* AVAILABLE DATA

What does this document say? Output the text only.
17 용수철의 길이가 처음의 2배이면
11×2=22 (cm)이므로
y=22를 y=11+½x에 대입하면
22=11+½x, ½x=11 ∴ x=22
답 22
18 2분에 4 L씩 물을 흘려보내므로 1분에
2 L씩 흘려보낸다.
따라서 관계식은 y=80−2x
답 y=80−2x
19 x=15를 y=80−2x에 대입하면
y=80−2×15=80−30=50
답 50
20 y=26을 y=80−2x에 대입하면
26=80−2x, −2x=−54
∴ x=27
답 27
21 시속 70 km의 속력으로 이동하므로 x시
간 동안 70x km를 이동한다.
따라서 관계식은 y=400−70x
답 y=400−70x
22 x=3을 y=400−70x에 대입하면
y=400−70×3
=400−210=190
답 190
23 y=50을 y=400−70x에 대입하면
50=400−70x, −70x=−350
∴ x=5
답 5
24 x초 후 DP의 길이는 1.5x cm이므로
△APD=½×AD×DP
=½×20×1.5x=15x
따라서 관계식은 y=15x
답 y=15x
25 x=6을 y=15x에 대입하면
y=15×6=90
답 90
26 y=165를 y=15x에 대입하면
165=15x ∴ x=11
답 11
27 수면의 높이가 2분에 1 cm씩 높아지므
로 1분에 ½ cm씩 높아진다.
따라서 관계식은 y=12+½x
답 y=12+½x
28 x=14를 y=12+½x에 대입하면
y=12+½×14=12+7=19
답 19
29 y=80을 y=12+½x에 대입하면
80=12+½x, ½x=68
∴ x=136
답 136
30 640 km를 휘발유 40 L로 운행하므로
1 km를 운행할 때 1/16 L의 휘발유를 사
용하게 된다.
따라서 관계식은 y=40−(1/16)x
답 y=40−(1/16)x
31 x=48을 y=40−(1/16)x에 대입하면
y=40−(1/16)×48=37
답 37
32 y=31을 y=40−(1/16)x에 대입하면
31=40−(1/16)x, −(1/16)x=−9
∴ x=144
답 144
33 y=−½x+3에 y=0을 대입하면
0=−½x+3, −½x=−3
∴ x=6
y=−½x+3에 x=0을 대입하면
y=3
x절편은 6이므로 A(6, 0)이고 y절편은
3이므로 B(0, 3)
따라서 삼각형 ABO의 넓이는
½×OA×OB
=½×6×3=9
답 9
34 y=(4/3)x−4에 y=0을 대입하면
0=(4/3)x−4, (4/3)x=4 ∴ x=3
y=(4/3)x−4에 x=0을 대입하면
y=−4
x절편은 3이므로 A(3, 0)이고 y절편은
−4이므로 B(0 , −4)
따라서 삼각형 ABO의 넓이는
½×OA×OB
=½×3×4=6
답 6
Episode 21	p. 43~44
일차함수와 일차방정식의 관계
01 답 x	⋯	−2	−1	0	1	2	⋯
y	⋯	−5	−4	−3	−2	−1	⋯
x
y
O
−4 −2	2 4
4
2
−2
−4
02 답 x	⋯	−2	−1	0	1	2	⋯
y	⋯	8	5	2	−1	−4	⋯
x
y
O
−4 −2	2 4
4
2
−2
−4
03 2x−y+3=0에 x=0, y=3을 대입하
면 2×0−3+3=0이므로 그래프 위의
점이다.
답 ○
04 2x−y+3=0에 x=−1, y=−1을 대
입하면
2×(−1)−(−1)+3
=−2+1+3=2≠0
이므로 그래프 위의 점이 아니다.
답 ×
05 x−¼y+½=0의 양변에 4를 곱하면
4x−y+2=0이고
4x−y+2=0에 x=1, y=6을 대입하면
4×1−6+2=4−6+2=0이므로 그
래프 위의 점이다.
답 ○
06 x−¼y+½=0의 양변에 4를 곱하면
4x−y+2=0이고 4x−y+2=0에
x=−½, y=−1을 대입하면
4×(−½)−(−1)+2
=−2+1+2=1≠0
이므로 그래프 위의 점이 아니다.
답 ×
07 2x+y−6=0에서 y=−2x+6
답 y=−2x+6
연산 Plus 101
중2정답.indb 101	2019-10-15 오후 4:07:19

* TASK TO CARRY OUT
Go back to the listing above and please repeat it exactly.

* SOLUTION TO THE PROBLEM
What does this document say? Output the text only.
17 용수철의 길이가 처음의 2배이면
11×2=22 (cm)이므로
y=22를 y=11+½x에 대입하면
22=11+½x, ½x=11 ∴ x=22
답 22
18 2분에 4 L씩 물을 흘려보내므로 1분에
2 L씩 흘려보낸다.
따라서 관계식은 y=80−2x
답 y=80−2x
19 x=15를 y=80−2x에 대입하면
y=80−2×15=80−30=50
답 50
20 y=26을 y=80−2x에 대입하면
26=80−2x, −2x=−54
∴ x=27
답 27
21 시속 70 km의 속력으로 이동하므로 x시
간 동안 70x km를 이동한다.
따라서 관계식은 y=400−70x
답 y=400−70x
22 x=3을 y=400−70x에 대입하면
y=400−70×3
=400−210=190
답 190
23 y=50을 y=400−70x에 대입하면
50=400−70x, −70x=−350
∴ x=5
답 5
24 x초 후 DP의 길이는 1.5x cm이므로
△APD=½×AD×DP
=½×20×1.5x=15x
따라서 관계식은 y=15x
답 y=15x
25 x=6을 y=15x에 대입하면
y=15×6=90
답 90
26 y=165를 y=15x에 대입하면
165=15x ∴ x=11
답 11
27 수면의 높이가 2분에 1 cm씩 높아지므
로 1분에 ½ cm씩 높아진다.
따라서 관계식은 y=12+½x
답 y=12+½x
28 x=14를 y=12+½x에 대입하면
y=12+½×14=12+7=19
답 19
29 y=80을 y=12+½x에 대입하면
80=12+½x, ½x=68
∴ x=136
답 136
30 640 km를 휘발유 40 L로 운행하므로
1 km를 운행할 때 1/16 L의 휘발유를 사
용하게 된다.
따라서 관계식은 y=40−(1/16)x
답 y=40−(1/16)x
31 x=48을 y=40−(1/16)x에 대입하면
y=40−(1/16)×48=37
답 37
32 y=31을 y=40−(1/16)x에 대입하면
31=40−(1/16)x, −(1/16)x=−9
∴ x=144
답 144
33 y=−½x+3에 y=0을 대입하면
0=−½x+3, −½x=−3
∴ x=6
y=−½x+3에 x=0을 대입하면
y=3
x절편은 6이므로 A(6, 0)이고 y절편은
3이므로 B(0, 3)
따라서 삼각형 ABO의 넓이는
½×OA×OB
=½×6×3=9
답 9
34 y=(4/3)x−4에 y=0을 대입하면
0=(4/3)x−4, (4/3)x=4 ∴ x=3
y=(4/3)x−4에 x=0을 대입하면
y=−4
x절편은 3이므로 A(3, 0)이고 y절편은
−4이므로 B(0 , −4)
따라서 삼각형 ABO의 넓이는
½×OA×OB
=½×3×4=6
답 6
Episode 21	p. 43~44
일차함수와 일차방정식의 관계
01 답 x	⋯	−2	−1	0	1	2	⋯
y	⋯	−5	−4	−3	−2	−1	⋯
x
y
O
−4 −2	2 4
4
2
−2
−4
02 답 x	⋯	−2	−1	0	1	2	⋯
y	⋯	8	5	2	−1	−4	⋯
x
y
O
−4 −2	2 4
4
2
−2
−4
03 2x−y+3=0에 x=0, y=3을 대입하
면 2×0−3+3=0이므로 그래프 위의
점이다.
답 ○
04 2x−y+3=0에 x=−1, y=−1을 대
입하면
2×(−1)−(−1)+3
=−2+1+3=2≠0
이므로 그래프 위의 점이 아니다.
답 ×
05 x−¼y+½=0의 양변에 4를 곱하면
4x−y+2=0이고
4x−y+2=0에 x=1, y=6을 대입하면
4×1−6+2=4−6+2=0이므로 그
래프 위의 점이다.
답 ○
06 x−¼y+½=0의 양변에 4를 곱하면
4x−y+2=0이고 4x−y+2=0에
x=−½, y=−1을 대입하면
4×(−½)−(−1)+2
=−2+1+2=1≠0
이므로 그래프 위의 점이 아니다.
답 ×
07 2x+y−6=0에서 y=−2x+6
답 y=−2x+6
연산 Plus 101
중2정답.indb 101	2019-10-15 오후 4:07:19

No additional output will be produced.